====== Task data

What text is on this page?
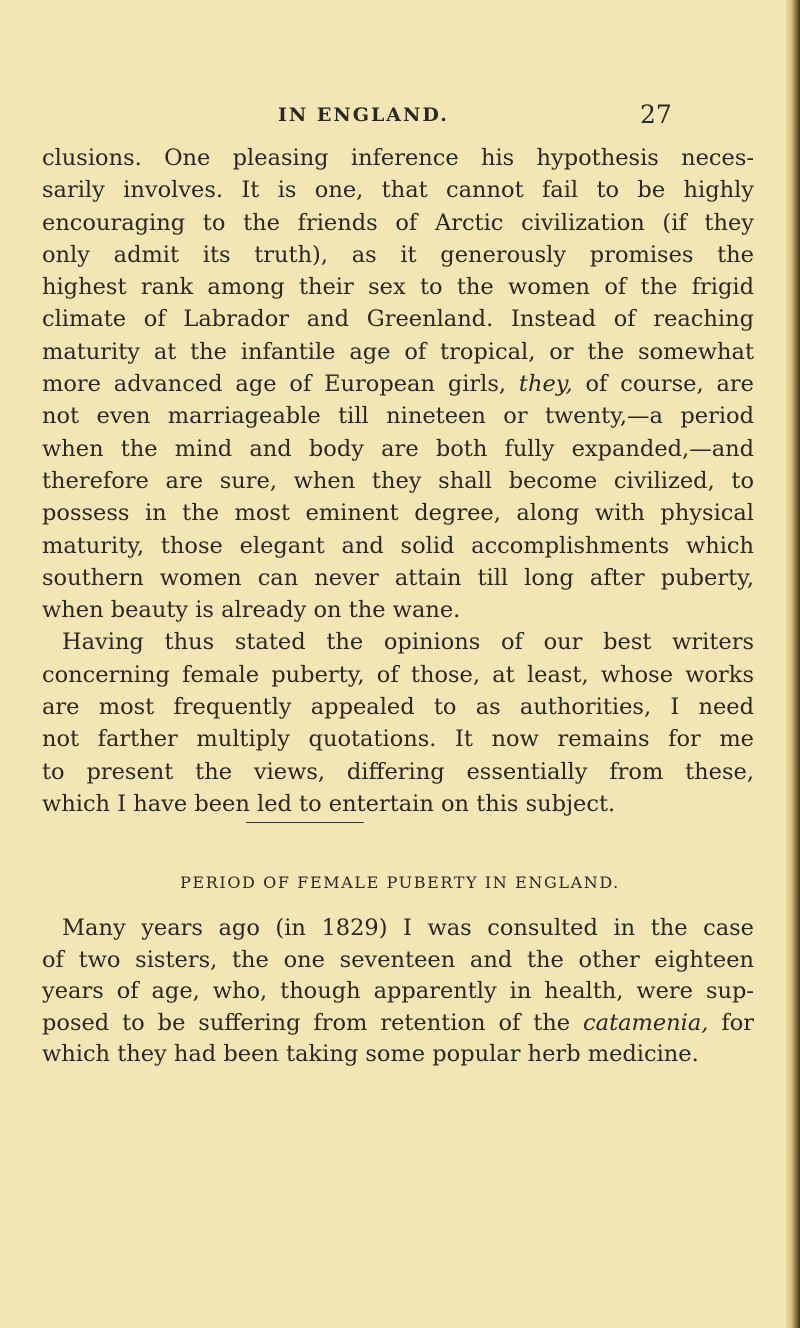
IN ENGLAND.	27
clusions. One pleasing inference his hypothesis neces-
sarily involves. It is one, that cannot fail to be highly
encouraging to the friends of Arctic civilization (if they
only admit its truth), as it generously promises the
highest rank among their sex to the women of the frigid
climate of Labrador and Greenland. Instead of reaching
maturity at the infantile age of tropical, or the somewhat
more advanced age of European girls, they, of course, are
not even marriageable till nineteen or twenty,—a period
when the mind and body are both fully expanded,—and
therefore are sure, when they shall become civilized, to
possess in the most eminent degree, along with physical
maturity, those elegant and solid accomplishments which
southern women can never attain till long after puberty,
when beauty is already on the wane.
Having thus stated the opinions of our best writers
concerning female puberty, of those, at least, whose works
are most frequently appealed to as authorities, I need
not farther multiply quotations. It now remains for me
to present the views, differing essentially from these,
which I have been led to entertain on this subject.
PERIOD OF FEMALE PUBERTY IN ENGLAND.
Many years ago (in 1829) I was consulted in the case
of two sisters, the one seventeen and the other eighteen
years of age, who, though apparently in health, were sup-
posed to be suffering from retention of the catamenia, for
which they had been taking some popular herb medicine.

============

Required task: Exclude the pictures, and transcribe all of the material exactly.

Answer:
What text is on this page?
IN ENGLAND.	27
clusions. One pleasing inference his hypothesis neces-
sarily involves. It is one, that cannot fail to be highly
encouraging to the friends of Arctic civilization (if they
only admit its truth), as it generously promises the
highest rank among their sex to the women of the frigid
climate of Labrador and Greenland. Instead of reaching
maturity at the infantile age of tropical, or the somewhat
more advanced age of European girls, they, of course, are
not even marriageable till nineteen or twenty,—a period
when the mind and body are both fully expanded,—and
therefore are sure, when they shall become civilized, to
possess in the most eminent degree, along with physical
maturity, those elegant and solid accomplishments which
southern women can never attain till long after puberty,
when beauty is already on the wane.
Having thus stated the opinions of our best writers
concerning female puberty, of those, at least, whose works
are most frequently appealed to as authorities, I need
not farther multiply quotations. It now remains for me
to present the views, differing essentially from these,
which I have been led to entertain on this subject.
PERIOD OF FEMALE PUBERTY IN ENGLAND.
Many years ago (in 1829) I was consulted in the case
of two sisters, the one seventeen and the other eighteen
years of age, who, though apparently in health, were sup-
posed to be suffering from retention of the catamenia, for
which they had been taking some popular herb medicine.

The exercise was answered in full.